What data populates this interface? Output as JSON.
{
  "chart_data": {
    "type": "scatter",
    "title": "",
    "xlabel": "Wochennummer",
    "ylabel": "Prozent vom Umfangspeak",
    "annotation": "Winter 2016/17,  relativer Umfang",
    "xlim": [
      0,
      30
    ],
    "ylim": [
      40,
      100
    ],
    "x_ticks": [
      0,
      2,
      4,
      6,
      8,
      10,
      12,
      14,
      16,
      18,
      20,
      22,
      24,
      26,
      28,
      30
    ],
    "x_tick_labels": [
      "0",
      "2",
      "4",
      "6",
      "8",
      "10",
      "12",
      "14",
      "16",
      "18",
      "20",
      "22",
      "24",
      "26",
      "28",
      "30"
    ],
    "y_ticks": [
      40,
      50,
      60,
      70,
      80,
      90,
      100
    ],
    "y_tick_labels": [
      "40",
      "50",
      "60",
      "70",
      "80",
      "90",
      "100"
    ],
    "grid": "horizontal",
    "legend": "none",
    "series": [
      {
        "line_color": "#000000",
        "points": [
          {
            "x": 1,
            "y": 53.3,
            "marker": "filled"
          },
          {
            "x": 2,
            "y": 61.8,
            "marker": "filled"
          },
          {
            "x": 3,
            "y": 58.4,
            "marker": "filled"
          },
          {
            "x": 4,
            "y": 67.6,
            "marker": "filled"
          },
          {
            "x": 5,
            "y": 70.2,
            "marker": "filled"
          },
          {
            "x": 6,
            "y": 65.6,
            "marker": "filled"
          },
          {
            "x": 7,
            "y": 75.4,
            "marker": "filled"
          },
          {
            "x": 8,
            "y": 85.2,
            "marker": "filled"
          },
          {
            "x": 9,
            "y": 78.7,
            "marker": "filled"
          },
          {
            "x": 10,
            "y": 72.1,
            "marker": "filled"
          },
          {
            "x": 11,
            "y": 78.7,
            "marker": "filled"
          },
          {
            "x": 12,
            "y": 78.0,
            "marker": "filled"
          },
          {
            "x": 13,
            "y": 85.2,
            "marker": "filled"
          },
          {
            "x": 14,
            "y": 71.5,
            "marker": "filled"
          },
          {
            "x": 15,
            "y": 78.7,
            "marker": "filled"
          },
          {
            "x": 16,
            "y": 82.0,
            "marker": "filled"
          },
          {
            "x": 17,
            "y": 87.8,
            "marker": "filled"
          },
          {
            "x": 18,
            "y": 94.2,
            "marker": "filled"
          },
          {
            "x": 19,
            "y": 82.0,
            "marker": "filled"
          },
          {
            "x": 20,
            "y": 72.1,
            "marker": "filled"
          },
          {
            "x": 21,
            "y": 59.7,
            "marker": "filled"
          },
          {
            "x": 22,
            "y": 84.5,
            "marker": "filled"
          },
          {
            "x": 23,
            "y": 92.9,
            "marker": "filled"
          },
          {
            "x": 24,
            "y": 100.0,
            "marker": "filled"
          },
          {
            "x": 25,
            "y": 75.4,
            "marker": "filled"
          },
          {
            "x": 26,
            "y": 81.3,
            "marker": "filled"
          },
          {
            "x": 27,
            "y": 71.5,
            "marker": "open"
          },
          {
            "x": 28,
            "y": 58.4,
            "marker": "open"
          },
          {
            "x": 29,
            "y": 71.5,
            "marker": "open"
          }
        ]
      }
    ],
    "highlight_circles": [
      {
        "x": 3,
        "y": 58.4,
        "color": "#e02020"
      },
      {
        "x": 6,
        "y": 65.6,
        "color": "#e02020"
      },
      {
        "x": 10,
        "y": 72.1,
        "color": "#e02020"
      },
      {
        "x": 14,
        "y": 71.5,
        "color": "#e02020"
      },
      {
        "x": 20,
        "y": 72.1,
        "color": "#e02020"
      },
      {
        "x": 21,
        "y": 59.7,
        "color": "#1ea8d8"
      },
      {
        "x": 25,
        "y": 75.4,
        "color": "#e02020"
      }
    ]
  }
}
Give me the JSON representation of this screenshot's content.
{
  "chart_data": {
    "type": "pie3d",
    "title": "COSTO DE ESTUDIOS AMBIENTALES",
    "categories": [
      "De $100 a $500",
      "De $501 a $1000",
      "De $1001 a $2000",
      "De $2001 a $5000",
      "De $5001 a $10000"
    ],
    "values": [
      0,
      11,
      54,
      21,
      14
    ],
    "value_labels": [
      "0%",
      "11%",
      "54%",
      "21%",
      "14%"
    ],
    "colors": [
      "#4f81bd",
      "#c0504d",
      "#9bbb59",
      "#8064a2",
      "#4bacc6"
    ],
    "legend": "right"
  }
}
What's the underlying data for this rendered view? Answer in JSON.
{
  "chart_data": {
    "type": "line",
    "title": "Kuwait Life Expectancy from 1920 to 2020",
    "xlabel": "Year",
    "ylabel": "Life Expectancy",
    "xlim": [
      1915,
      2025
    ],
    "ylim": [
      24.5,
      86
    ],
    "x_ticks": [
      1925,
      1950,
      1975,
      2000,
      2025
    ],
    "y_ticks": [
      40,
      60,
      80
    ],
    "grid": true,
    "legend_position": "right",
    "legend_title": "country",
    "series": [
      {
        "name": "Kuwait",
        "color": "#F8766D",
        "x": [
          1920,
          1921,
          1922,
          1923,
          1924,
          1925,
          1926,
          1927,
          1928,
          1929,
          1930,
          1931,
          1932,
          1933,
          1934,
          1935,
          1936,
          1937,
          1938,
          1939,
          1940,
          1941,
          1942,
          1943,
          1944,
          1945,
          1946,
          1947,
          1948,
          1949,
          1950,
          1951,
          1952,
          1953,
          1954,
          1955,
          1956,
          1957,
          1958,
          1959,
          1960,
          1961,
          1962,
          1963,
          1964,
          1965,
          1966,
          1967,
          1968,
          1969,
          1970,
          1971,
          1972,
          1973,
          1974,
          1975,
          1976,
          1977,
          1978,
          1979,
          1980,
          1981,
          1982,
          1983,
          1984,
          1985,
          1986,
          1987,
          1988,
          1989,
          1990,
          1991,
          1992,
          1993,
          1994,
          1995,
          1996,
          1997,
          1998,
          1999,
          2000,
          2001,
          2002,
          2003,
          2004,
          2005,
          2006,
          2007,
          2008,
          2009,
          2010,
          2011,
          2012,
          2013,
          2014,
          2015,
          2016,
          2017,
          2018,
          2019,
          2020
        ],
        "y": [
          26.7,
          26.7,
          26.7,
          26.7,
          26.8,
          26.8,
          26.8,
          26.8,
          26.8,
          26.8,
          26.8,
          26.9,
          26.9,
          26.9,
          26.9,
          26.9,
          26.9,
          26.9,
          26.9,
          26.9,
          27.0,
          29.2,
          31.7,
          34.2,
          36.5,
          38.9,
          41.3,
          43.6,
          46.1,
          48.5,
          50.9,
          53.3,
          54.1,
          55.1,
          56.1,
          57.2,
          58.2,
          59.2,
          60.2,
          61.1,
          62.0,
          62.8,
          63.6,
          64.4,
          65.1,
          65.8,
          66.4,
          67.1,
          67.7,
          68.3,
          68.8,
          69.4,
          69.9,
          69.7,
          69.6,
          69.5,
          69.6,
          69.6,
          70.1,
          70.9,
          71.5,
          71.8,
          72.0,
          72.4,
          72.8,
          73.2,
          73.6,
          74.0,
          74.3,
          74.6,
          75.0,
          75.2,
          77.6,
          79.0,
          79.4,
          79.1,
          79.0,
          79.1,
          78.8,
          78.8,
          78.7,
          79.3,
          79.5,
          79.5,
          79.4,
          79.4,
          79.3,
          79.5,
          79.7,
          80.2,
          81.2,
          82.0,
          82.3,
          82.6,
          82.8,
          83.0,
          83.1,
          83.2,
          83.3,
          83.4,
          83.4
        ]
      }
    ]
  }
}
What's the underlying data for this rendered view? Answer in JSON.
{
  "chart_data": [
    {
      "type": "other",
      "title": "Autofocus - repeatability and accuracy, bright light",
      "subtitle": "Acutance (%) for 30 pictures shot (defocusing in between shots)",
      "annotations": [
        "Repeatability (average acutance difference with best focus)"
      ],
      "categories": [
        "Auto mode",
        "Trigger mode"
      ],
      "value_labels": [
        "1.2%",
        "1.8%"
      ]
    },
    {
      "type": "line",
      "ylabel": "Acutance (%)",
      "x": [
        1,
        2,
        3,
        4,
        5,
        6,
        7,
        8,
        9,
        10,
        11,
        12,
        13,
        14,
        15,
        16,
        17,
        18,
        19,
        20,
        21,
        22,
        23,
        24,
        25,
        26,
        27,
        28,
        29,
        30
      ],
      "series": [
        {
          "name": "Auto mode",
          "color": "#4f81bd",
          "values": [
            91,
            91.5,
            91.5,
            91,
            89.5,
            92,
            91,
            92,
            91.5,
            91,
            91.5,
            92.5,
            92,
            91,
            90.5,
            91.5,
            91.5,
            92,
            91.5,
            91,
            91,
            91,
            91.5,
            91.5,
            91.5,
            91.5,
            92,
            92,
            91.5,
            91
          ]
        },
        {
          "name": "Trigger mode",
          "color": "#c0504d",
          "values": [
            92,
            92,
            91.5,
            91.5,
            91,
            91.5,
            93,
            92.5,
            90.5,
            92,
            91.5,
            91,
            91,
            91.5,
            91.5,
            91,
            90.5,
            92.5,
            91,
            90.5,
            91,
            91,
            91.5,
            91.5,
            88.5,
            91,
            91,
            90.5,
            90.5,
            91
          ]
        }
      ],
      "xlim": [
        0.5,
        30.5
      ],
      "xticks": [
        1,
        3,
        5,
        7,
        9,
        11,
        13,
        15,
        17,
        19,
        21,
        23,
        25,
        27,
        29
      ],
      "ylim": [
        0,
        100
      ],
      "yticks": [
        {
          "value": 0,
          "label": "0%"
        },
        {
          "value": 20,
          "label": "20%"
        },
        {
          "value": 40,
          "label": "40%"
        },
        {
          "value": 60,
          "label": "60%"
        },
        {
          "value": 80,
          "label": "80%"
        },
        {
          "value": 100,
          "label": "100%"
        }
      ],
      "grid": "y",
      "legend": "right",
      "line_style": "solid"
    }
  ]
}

§ **SET PROBLEM**
Filter the records down to the lines that contain the string "Life", and copy those lines.

§ **WRITTEN REPLY**
    "title": "Kuwait Life Expectancy from 1920 to 2020",
    "ylabel": "Life Expectancy",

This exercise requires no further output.